INSTRUCTION
For the records below, say how many lines contain the string "Zburătorului". Give the number only.

RECORDS FOR THIS EXERCISE
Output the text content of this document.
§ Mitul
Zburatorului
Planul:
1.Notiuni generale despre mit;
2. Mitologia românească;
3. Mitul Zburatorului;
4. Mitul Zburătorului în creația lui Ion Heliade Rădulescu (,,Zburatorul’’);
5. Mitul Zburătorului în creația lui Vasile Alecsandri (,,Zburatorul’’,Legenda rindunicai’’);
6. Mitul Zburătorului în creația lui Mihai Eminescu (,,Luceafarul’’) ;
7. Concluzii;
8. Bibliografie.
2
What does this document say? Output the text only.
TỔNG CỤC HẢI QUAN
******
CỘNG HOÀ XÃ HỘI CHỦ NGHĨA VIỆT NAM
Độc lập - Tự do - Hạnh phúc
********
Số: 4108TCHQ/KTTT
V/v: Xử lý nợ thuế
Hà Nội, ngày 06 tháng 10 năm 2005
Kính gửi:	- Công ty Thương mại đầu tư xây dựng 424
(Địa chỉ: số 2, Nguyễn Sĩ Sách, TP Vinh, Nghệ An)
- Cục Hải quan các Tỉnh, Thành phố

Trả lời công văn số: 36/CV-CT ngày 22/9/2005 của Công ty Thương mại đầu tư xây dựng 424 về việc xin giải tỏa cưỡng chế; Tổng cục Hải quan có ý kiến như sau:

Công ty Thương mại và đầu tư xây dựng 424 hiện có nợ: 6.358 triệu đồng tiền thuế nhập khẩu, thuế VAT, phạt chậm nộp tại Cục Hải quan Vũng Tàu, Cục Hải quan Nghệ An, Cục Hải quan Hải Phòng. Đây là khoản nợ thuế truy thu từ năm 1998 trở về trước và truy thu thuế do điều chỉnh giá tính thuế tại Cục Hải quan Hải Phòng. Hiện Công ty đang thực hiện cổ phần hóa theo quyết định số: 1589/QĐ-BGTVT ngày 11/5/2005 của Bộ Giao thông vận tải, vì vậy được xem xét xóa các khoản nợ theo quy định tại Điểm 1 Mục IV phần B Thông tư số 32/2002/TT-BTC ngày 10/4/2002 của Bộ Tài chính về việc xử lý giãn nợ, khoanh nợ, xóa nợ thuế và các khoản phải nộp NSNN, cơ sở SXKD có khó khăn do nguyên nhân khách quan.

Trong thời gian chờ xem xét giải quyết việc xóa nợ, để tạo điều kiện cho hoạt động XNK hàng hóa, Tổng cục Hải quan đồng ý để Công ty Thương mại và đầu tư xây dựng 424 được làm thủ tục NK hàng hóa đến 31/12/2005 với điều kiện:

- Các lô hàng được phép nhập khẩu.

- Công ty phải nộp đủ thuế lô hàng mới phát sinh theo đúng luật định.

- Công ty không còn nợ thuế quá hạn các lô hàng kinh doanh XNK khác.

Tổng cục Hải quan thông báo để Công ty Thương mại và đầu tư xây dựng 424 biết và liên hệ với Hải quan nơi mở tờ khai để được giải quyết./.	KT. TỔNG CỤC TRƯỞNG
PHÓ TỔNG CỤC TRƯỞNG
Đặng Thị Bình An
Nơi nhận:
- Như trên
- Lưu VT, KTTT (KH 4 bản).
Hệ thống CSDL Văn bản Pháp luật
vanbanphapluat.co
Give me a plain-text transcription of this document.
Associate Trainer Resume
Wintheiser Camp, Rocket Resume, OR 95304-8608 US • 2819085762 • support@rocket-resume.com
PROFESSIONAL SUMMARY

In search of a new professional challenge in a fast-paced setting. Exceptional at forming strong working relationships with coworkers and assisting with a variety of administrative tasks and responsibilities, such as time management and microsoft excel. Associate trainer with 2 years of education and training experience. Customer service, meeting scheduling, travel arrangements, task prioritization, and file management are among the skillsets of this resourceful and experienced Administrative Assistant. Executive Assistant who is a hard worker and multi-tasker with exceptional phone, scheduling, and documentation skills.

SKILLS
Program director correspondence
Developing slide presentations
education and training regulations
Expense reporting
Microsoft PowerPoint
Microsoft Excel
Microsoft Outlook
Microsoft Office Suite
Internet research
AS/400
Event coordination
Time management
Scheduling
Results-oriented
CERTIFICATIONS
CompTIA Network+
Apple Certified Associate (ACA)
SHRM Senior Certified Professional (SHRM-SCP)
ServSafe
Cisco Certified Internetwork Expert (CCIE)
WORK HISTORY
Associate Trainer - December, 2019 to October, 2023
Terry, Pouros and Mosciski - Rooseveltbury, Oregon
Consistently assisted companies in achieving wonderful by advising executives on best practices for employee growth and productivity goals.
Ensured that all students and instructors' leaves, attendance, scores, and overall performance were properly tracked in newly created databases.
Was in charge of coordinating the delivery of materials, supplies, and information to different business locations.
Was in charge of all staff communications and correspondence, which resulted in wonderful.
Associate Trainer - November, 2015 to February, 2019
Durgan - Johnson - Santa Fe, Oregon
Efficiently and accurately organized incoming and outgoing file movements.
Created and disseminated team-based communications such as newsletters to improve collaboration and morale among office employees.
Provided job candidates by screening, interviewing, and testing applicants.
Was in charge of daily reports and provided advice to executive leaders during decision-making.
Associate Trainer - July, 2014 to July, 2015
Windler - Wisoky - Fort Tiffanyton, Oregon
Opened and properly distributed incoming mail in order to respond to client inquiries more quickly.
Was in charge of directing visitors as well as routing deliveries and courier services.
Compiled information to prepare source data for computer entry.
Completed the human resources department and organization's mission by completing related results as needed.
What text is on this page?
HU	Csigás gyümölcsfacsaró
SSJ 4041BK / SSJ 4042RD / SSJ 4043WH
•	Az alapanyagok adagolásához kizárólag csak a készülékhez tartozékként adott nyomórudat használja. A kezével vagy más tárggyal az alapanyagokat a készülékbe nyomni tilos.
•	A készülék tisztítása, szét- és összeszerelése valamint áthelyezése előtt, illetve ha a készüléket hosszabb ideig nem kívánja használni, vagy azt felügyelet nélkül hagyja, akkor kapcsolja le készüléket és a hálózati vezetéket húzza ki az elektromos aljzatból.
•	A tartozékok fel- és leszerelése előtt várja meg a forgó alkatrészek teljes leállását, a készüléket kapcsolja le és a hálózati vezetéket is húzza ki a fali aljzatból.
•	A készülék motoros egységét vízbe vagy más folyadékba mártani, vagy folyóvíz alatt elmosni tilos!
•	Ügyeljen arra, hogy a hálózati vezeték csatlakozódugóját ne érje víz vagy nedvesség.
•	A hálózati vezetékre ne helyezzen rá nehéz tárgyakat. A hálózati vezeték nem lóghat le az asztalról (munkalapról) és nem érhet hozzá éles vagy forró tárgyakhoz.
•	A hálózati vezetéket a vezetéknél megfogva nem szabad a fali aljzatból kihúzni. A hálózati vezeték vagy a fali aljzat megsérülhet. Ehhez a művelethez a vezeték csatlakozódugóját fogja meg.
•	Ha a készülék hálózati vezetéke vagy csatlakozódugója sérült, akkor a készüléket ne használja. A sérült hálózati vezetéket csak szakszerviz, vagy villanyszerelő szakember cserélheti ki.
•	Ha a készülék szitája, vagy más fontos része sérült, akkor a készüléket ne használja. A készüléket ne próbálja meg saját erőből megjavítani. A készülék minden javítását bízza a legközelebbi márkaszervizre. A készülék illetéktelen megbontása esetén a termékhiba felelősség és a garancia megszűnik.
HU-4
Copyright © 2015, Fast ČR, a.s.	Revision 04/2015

SOLUTION FOR THIS TASK
3